- **Stated problem**:
List each line of the data that holds the string "BHIST".

- **Recorded data**:
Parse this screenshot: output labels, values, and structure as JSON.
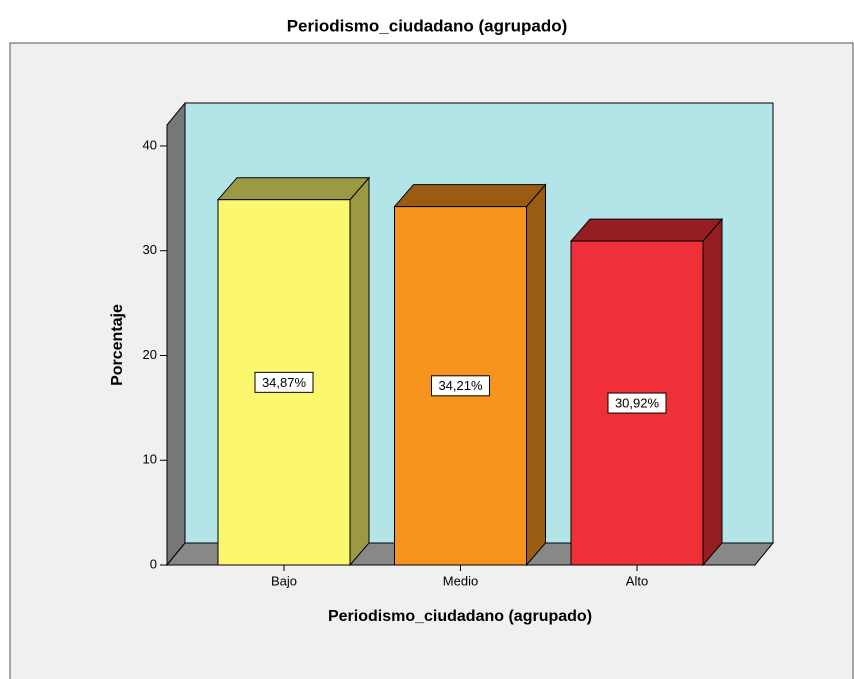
{
  "chart_data": {
    "type": "bar3d",
    "title": "Periodismo_ciudadano (agrupado)",
    "x_label": "Periodismo_ciudadano (agrupado)",
    "y_label": "Porcentaje",
    "categories": [
      "Bajo",
      "Medio",
      "Alto"
    ],
    "values": [
      34.87,
      34.21,
      30.92
    ],
    "value_labels": [
      "34,87%",
      "34,21%",
      "30,92%"
    ],
    "colors": [
      "#fbf76f",
      "#f7941d",
      "#ef3039"
    ],
    "ylim": [
      0,
      42
    ],
    "yticks": [
      0,
      10,
      20,
      30,
      40
    ],
    "grid": false
  }
}
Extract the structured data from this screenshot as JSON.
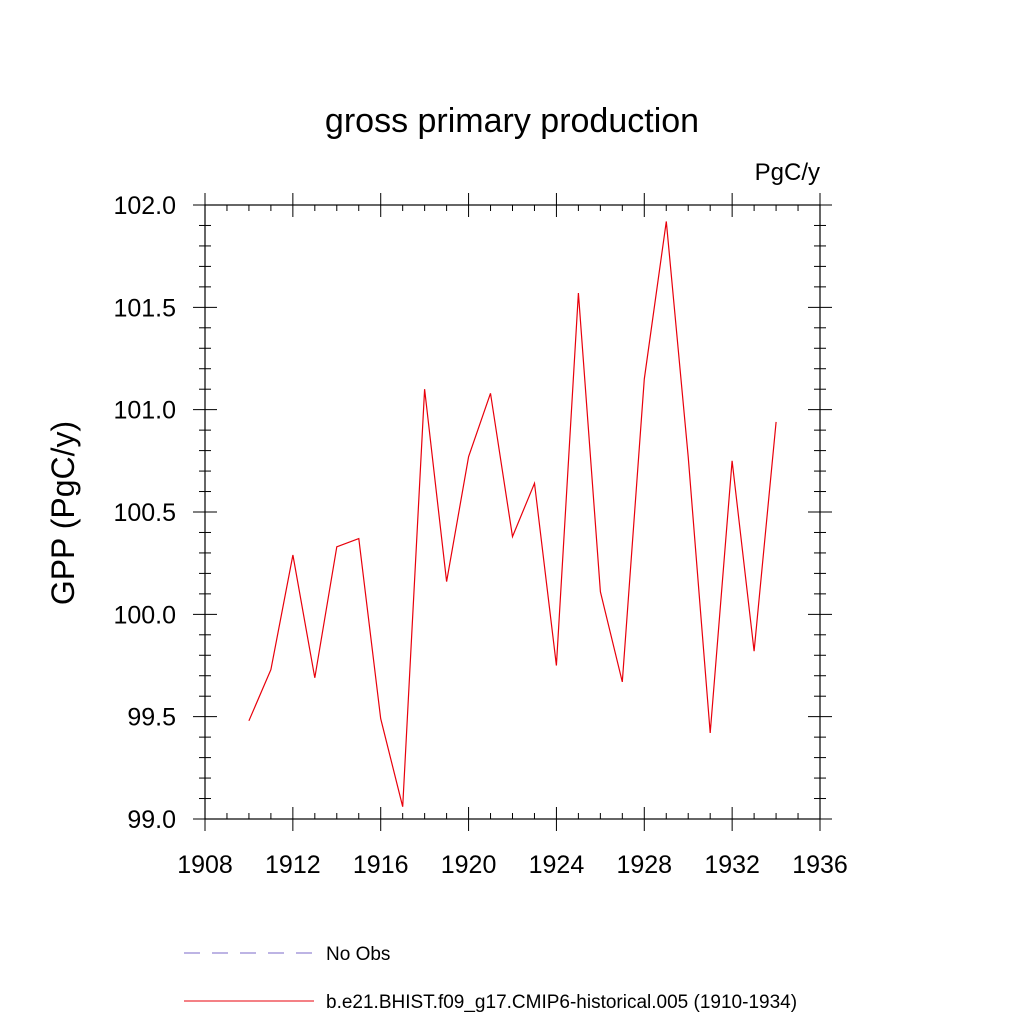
{
  "chart_data": {
    "type": "line",
    "title": "gross primary production",
    "units": "PgC/y",
    "ylabel": "GPP  (PgC/y)",
    "xlabel": "",
    "xlim": [
      1908,
      1936
    ],
    "ylim": [
      99.0,
      102.0
    ],
    "x_ticks": [
      1908,
      1912,
      1916,
      1920,
      1924,
      1928,
      1932,
      1936
    ],
    "x_tick_labels": [
      "1908",
      "1912",
      "1916",
      "1920",
      "1924",
      "1928",
      "1932",
      "1936"
    ],
    "y_ticks": [
      99.0,
      99.5,
      100.0,
      100.5,
      101.0,
      101.5,
      102.0
    ],
    "y_tick_labels": [
      "99.0",
      "99.5",
      "100.0",
      "100.5",
      "101.0",
      "101.5",
      "102.0"
    ],
    "grid": false,
    "legend_position": "bottom",
    "series": [
      {
        "name": "b.e21.BHIST.f09_g17.CMIP6-historical.005 (1910-1934)",
        "color": "#e8000b",
        "style": "solid",
        "x": [
          1910,
          1911,
          1912,
          1913,
          1914,
          1915,
          1916,
          1917,
          1918,
          1919,
          1920,
          1921,
          1922,
          1923,
          1924,
          1925,
          1926,
          1927,
          1928,
          1929,
          1930,
          1931,
          1932,
          1933,
          1934
        ],
        "values": [
          99.48,
          99.73,
          100.29,
          99.69,
          100.33,
          100.37,
          99.49,
          99.06,
          101.1,
          100.16,
          100.77,
          101.08,
          100.38,
          100.64,
          99.75,
          101.57,
          100.11,
          99.67,
          101.15,
          101.92,
          100.77,
          99.42,
          100.75,
          99.82,
          100.94
        ]
      }
    ],
    "legend": [
      {
        "label": "No Obs",
        "color": "#7b68c8",
        "style": "dashed"
      },
      {
        "label": "b.e21.BHIST.f09_g17.CMIP6-historical.005 (1910-1934)",
        "color": "#e8000b",
        "style": "solid"
      }
    ]
  }
}
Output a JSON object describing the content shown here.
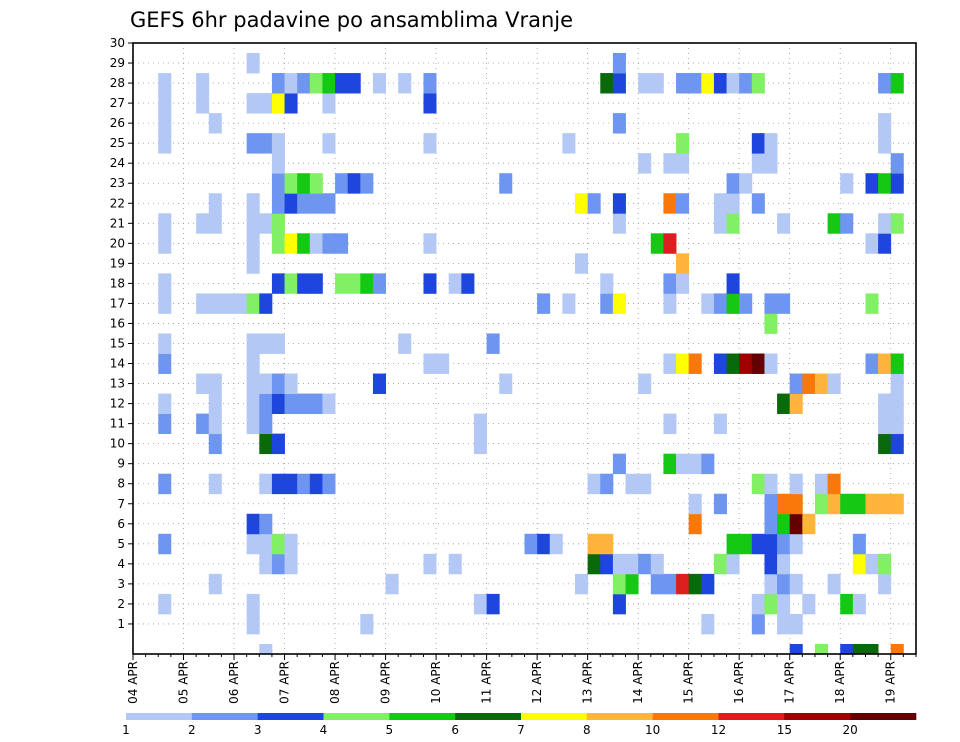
{
  "chart_data": {
    "type": "heatmap",
    "title": "GEFS 6hr padavine po ansamblima Vranje",
    "xlabel": "",
    "ylabel": "",
    "x_time_slots": 62,
    "x_tick_labels": [
      "04 APR",
      "05 APR",
      "06 APR",
      "07 APR",
      "08 APR",
      "09 APR",
      "10 APR",
      "11 APR",
      "12 APR",
      "13 APR",
      "14 APR",
      "15 APR",
      "16 APR",
      "17 APR",
      "18 APR",
      "19 APR"
    ],
    "y_members": [
      1,
      2,
      3,
      4,
      5,
      6,
      7,
      8,
      9,
      10,
      11,
      12,
      13,
      14,
      15,
      16,
      17,
      18,
      19,
      20,
      21,
      22,
      23,
      24,
      25,
      26,
      27,
      28,
      29,
      30
    ],
    "color_levels": [
      1,
      2,
      3,
      4,
      5,
      6,
      7,
      8,
      10,
      12,
      15,
      20
    ],
    "color_level_labels": [
      "1",
      "2",
      "3",
      "4",
      "5",
      "6",
      "7",
      "8",
      "10",
      "12",
      "15",
      "20"
    ],
    "colors": [
      "#b4c8f5",
      "#6e96f0",
      "#1e46dc",
      "#82f064",
      "#14c814",
      "#0a690a",
      "#ffff00",
      "#ffb43c",
      "#fa780a",
      "#dc1e1e",
      "#a00000",
      "#640000"
    ],
    "grid": "dotted",
    "cells": [
      [
        9,
        1,
        1
      ],
      [
        18,
        1,
        1
      ],
      [
        45,
        1,
        1
      ],
      [
        49,
        1,
        2
      ],
      [
        51,
        1,
        1
      ],
      [
        52,
        1,
        1
      ],
      [
        2,
        2,
        1
      ],
      [
        9,
        2,
        1
      ],
      [
        27,
        2,
        1
      ],
      [
        28,
        2,
        3
      ],
      [
        38,
        2,
        3
      ],
      [
        49,
        2,
        1
      ],
      [
        50,
        2,
        4
      ],
      [
        51,
        2,
        1
      ],
      [
        53,
        2,
        1
      ],
      [
        56,
        2,
        5
      ],
      [
        57,
        2,
        1
      ],
      [
        6,
        3,
        1
      ],
      [
        20,
        3,
        1
      ],
      [
        35,
        3,
        1
      ],
      [
        38,
        3,
        4
      ],
      [
        39,
        3,
        5
      ],
      [
        41,
        3,
        2
      ],
      [
        42,
        3,
        2
      ],
      [
        43,
        3,
        10
      ],
      [
        44,
        3,
        6
      ],
      [
        45,
        3,
        3
      ],
      [
        50,
        3,
        1
      ],
      [
        51,
        3,
        2
      ],
      [
        52,
        3,
        1
      ],
      [
        55,
        3,
        1
      ],
      [
        59,
        3,
        1
      ],
      [
        10,
        4,
        1
      ],
      [
        11,
        4,
        2
      ],
      [
        12,
        4,
        1
      ],
      [
        23,
        4,
        1
      ],
      [
        25,
        4,
        1
      ],
      [
        36,
        4,
        6
      ],
      [
        37,
        4,
        3
      ],
      [
        38,
        4,
        1
      ],
      [
        39,
        4,
        1
      ],
      [
        40,
        4,
        2
      ],
      [
        41,
        4,
        1
      ],
      [
        46,
        4,
        4
      ],
      [
        47,
        4,
        1
      ],
      [
        50,
        4,
        3
      ],
      [
        51,
        4,
        1
      ],
      [
        57,
        4,
        7
      ],
      [
        58,
        4,
        1
      ],
      [
        59,
        4,
        4
      ],
      [
        2,
        5,
        2
      ],
      [
        9,
        5,
        1
      ],
      [
        10,
        5,
        1
      ],
      [
        11,
        5,
        4
      ],
      [
        12,
        5,
        1
      ],
      [
        31,
        5,
        2
      ],
      [
        32,
        5,
        3
      ],
      [
        33,
        5,
        1
      ],
      [
        36,
        5,
        8
      ],
      [
        37,
        5,
        8
      ],
      [
        47,
        5,
        5
      ],
      [
        48,
        5,
        5
      ],
      [
        49,
        5,
        3
      ],
      [
        50,
        5,
        3
      ],
      [
        51,
        5,
        2
      ],
      [
        52,
        5,
        1
      ],
      [
        57,
        5,
        2
      ],
      [
        9,
        6,
        3
      ],
      [
        10,
        6,
        2
      ],
      [
        44,
        6,
        9
      ],
      [
        50,
        6,
        2
      ],
      [
        51,
        6,
        5
      ],
      [
        52,
        6,
        12
      ],
      [
        53,
        6,
        8
      ],
      [
        44,
        7,
        1
      ],
      [
        46,
        7,
        2
      ],
      [
        50,
        7,
        2
      ],
      [
        51,
        7,
        9
      ],
      [
        52,
        7,
        9
      ],
      [
        54,
        7,
        4
      ],
      [
        55,
        7,
        8
      ],
      [
        56,
        7,
        5
      ],
      [
        57,
        7,
        5
      ],
      [
        58,
        7,
        8
      ],
      [
        59,
        7,
        8
      ],
      [
        60,
        7,
        8
      ],
      [
        2,
        8,
        2
      ],
      [
        6,
        8,
        1
      ],
      [
        10,
        8,
        1
      ],
      [
        11,
        8,
        3
      ],
      [
        12,
        8,
        3
      ],
      [
        13,
        8,
        2
      ],
      [
        14,
        8,
        3
      ],
      [
        15,
        8,
        2
      ],
      [
        36,
        8,
        1
      ],
      [
        37,
        8,
        2
      ],
      [
        39,
        8,
        1
      ],
      [
        40,
        8,
        1
      ],
      [
        49,
        8,
        4
      ],
      [
        50,
        8,
        1
      ],
      [
        52,
        8,
        1
      ],
      [
        54,
        8,
        1
      ],
      [
        55,
        8,
        9
      ],
      [
        38,
        9,
        2
      ],
      [
        42,
        9,
        5
      ],
      [
        43,
        9,
        1
      ],
      [
        44,
        9,
        1
      ],
      [
        45,
        9,
        2
      ],
      [
        6,
        10,
        2
      ],
      [
        10,
        10,
        6
      ],
      [
        11,
        10,
        3
      ],
      [
        27,
        10,
        1
      ],
      [
        59,
        10,
        6
      ],
      [
        60,
        10,
        3
      ],
      [
        2,
        11,
        2
      ],
      [
        5,
        11,
        2
      ],
      [
        6,
        11,
        1
      ],
      [
        9,
        11,
        1
      ],
      [
        10,
        11,
        2
      ],
      [
        27,
        11,
        1
      ],
      [
        42,
        11,
        1
      ],
      [
        46,
        11,
        1
      ],
      [
        59,
        11,
        1
      ],
      [
        60,
        11,
        1
      ],
      [
        2,
        12,
        1
      ],
      [
        6,
        12,
        1
      ],
      [
        9,
        12,
        1
      ],
      [
        10,
        12,
        2
      ],
      [
        11,
        12,
        3
      ],
      [
        12,
        12,
        2
      ],
      [
        13,
        12,
        2
      ],
      [
        14,
        12,
        2
      ],
      [
        15,
        12,
        1
      ],
      [
        51,
        12,
        6
      ],
      [
        52,
        12,
        8
      ],
      [
        59,
        12,
        1
      ],
      [
        60,
        12,
        1
      ],
      [
        5,
        13,
        1
      ],
      [
        6,
        13,
        1
      ],
      [
        9,
        13,
        1
      ],
      [
        10,
        13,
        1
      ],
      [
        11,
        13,
        2
      ],
      [
        12,
        13,
        1
      ],
      [
        19,
        13,
        3
      ],
      [
        29,
        13,
        1
      ],
      [
        40,
        13,
        1
      ],
      [
        52,
        13,
        2
      ],
      [
        53,
        13,
        9
      ],
      [
        54,
        13,
        8
      ],
      [
        55,
        13,
        1
      ],
      [
        60,
        13,
        1
      ],
      [
        2,
        14,
        2
      ],
      [
        9,
        14,
        1
      ],
      [
        23,
        14,
        1
      ],
      [
        24,
        14,
        1
      ],
      [
        42,
        14,
        1
      ],
      [
        43,
        14,
        7
      ],
      [
        44,
        14,
        9
      ],
      [
        46,
        14,
        3
      ],
      [
        47,
        14,
        6
      ],
      [
        48,
        14,
        11
      ],
      [
        49,
        14,
        12
      ],
      [
        50,
        14,
        1
      ],
      [
        58,
        14,
        2
      ],
      [
        59,
        14,
        8
      ],
      [
        60,
        14,
        5
      ],
      [
        2,
        15,
        1
      ],
      [
        9,
        15,
        1
      ],
      [
        10,
        15,
        1
      ],
      [
        11,
        15,
        1
      ],
      [
        21,
        15,
        1
      ],
      [
        28,
        15,
        2
      ],
      [
        50,
        16,
        4
      ],
      [
        2,
        17,
        1
      ],
      [
        5,
        17,
        1
      ],
      [
        6,
        17,
        1
      ],
      [
        7,
        17,
        1
      ],
      [
        8,
        17,
        1
      ],
      [
        9,
        17,
        4
      ],
      [
        10,
        17,
        3
      ],
      [
        32,
        17,
        2
      ],
      [
        34,
        17,
        1
      ],
      [
        37,
        17,
        2
      ],
      [
        38,
        17,
        7
      ],
      [
        42,
        17,
        1
      ],
      [
        45,
        17,
        1
      ],
      [
        46,
        17,
        2
      ],
      [
        47,
        17,
        5
      ],
      [
        48,
        17,
        2
      ],
      [
        50,
        17,
        2
      ],
      [
        51,
        17,
        2
      ],
      [
        58,
        17,
        4
      ],
      [
        2,
        18,
        1
      ],
      [
        11,
        18,
        3
      ],
      [
        12,
        18,
        4
      ],
      [
        13,
        18,
        3
      ],
      [
        14,
        18,
        3
      ],
      [
        16,
        18,
        4
      ],
      [
        17,
        18,
        4
      ],
      [
        18,
        18,
        5
      ],
      [
        19,
        18,
        2
      ],
      [
        23,
        18,
        3
      ],
      [
        25,
        18,
        1
      ],
      [
        26,
        18,
        3
      ],
      [
        37,
        18,
        1
      ],
      [
        42,
        18,
        2
      ],
      [
        43,
        18,
        1
      ],
      [
        47,
        18,
        3
      ],
      [
        9,
        19,
        1
      ],
      [
        35,
        19,
        1
      ],
      [
        43,
        19,
        8
      ],
      [
        2,
        20,
        1
      ],
      [
        9,
        20,
        1
      ],
      [
        11,
        20,
        4
      ],
      [
        12,
        20,
        7
      ],
      [
        13,
        20,
        5
      ],
      [
        14,
        20,
        1
      ],
      [
        15,
        20,
        2
      ],
      [
        16,
        20,
        2
      ],
      [
        23,
        20,
        1
      ],
      [
        41,
        20,
        5
      ],
      [
        42,
        20,
        10
      ],
      [
        58,
        20,
        1
      ],
      [
        59,
        20,
        3
      ],
      [
        2,
        21,
        1
      ],
      [
        5,
        21,
        1
      ],
      [
        6,
        21,
        1
      ],
      [
        9,
        21,
        1
      ],
      [
        10,
        21,
        1
      ],
      [
        11,
        21,
        4
      ],
      [
        38,
        21,
        1
      ],
      [
        46,
        21,
        1
      ],
      [
        47,
        21,
        4
      ],
      [
        51,
        21,
        1
      ],
      [
        55,
        21,
        5
      ],
      [
        56,
        21,
        2
      ],
      [
        59,
        21,
        1
      ],
      [
        60,
        21,
        4
      ],
      [
        6,
        22,
        1
      ],
      [
        9,
        22,
        1
      ],
      [
        11,
        22,
        2
      ],
      [
        12,
        22,
        3
      ],
      [
        13,
        22,
        2
      ],
      [
        14,
        22,
        2
      ],
      [
        15,
        22,
        2
      ],
      [
        35,
        22,
        7
      ],
      [
        36,
        22,
        2
      ],
      [
        38,
        22,
        3
      ],
      [
        42,
        22,
        9
      ],
      [
        43,
        22,
        2
      ],
      [
        46,
        22,
        1
      ],
      [
        47,
        22,
        1
      ],
      [
        49,
        22,
        2
      ],
      [
        11,
        23,
        2
      ],
      [
        12,
        23,
        4
      ],
      [
        13,
        23,
        5
      ],
      [
        14,
        23,
        4
      ],
      [
        16,
        23,
        2
      ],
      [
        17,
        23,
        3
      ],
      [
        18,
        23,
        2
      ],
      [
        29,
        23,
        2
      ],
      [
        47,
        23,
        2
      ],
      [
        48,
        23,
        1
      ],
      [
        56,
        23,
        1
      ],
      [
        58,
        23,
        3
      ],
      [
        59,
        23,
        5
      ],
      [
        60,
        23,
        3
      ],
      [
        11,
        24,
        1
      ],
      [
        40,
        24,
        1
      ],
      [
        42,
        24,
        1
      ],
      [
        43,
        24,
        1
      ],
      [
        49,
        24,
        1
      ],
      [
        50,
        24,
        1
      ],
      [
        60,
        24,
        2
      ],
      [
        2,
        25,
        1
      ],
      [
        9,
        25,
        2
      ],
      [
        10,
        25,
        2
      ],
      [
        11,
        25,
        1
      ],
      [
        15,
        25,
        1
      ],
      [
        23,
        25,
        1
      ],
      [
        34,
        25,
        1
      ],
      [
        43,
        25,
        4
      ],
      [
        49,
        25,
        3
      ],
      [
        50,
        25,
        1
      ],
      [
        59,
        25,
        1
      ],
      [
        2,
        26,
        1
      ],
      [
        6,
        26,
        1
      ],
      [
        38,
        26,
        2
      ],
      [
        59,
        26,
        1
      ],
      [
        2,
        27,
        1
      ],
      [
        5,
        27,
        1
      ],
      [
        9,
        27,
        1
      ],
      [
        10,
        27,
        1
      ],
      [
        11,
        27,
        7
      ],
      [
        12,
        27,
        3
      ],
      [
        15,
        27,
        1
      ],
      [
        23,
        27,
        3
      ],
      [
        2,
        28,
        1
      ],
      [
        5,
        28,
        1
      ],
      [
        11,
        28,
        2
      ],
      [
        12,
        28,
        1
      ],
      [
        13,
        28,
        2
      ],
      [
        14,
        28,
        4
      ],
      [
        15,
        28,
        5
      ],
      [
        16,
        28,
        3
      ],
      [
        17,
        28,
        3
      ],
      [
        19,
        28,
        1
      ],
      [
        21,
        28,
        1
      ],
      [
        23,
        28,
        2
      ],
      [
        37,
        28,
        6
      ],
      [
        38,
        28,
        3
      ],
      [
        40,
        28,
        1
      ],
      [
        41,
        28,
        1
      ],
      [
        43,
        28,
        2
      ],
      [
        44,
        28,
        2
      ],
      [
        45,
        28,
        7
      ],
      [
        46,
        28,
        3
      ],
      [
        47,
        28,
        1
      ],
      [
        48,
        28,
        2
      ],
      [
        49,
        28,
        4
      ],
      [
        59,
        28,
        2
      ],
      [
        60,
        28,
        5
      ],
      [
        9,
        29,
        1
      ],
      [
        38,
        29,
        2
      ],
      [
        10,
        0,
        1
      ],
      [
        52,
        0,
        3
      ],
      [
        54,
        0,
        4
      ],
      [
        56,
        0,
        3
      ],
      [
        57,
        0,
        6
      ],
      [
        58,
        0,
        6
      ],
      [
        60,
        0,
        9
      ]
    ]
  }
}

- **Reply**:
        "name": "b.e21.BHIST.f09_g17.CMIP6-historical.005 (1910-1934)",
        "label": "b.e21.BHIST.f09_g17.CMIP6-historical.005 (1910-1934)",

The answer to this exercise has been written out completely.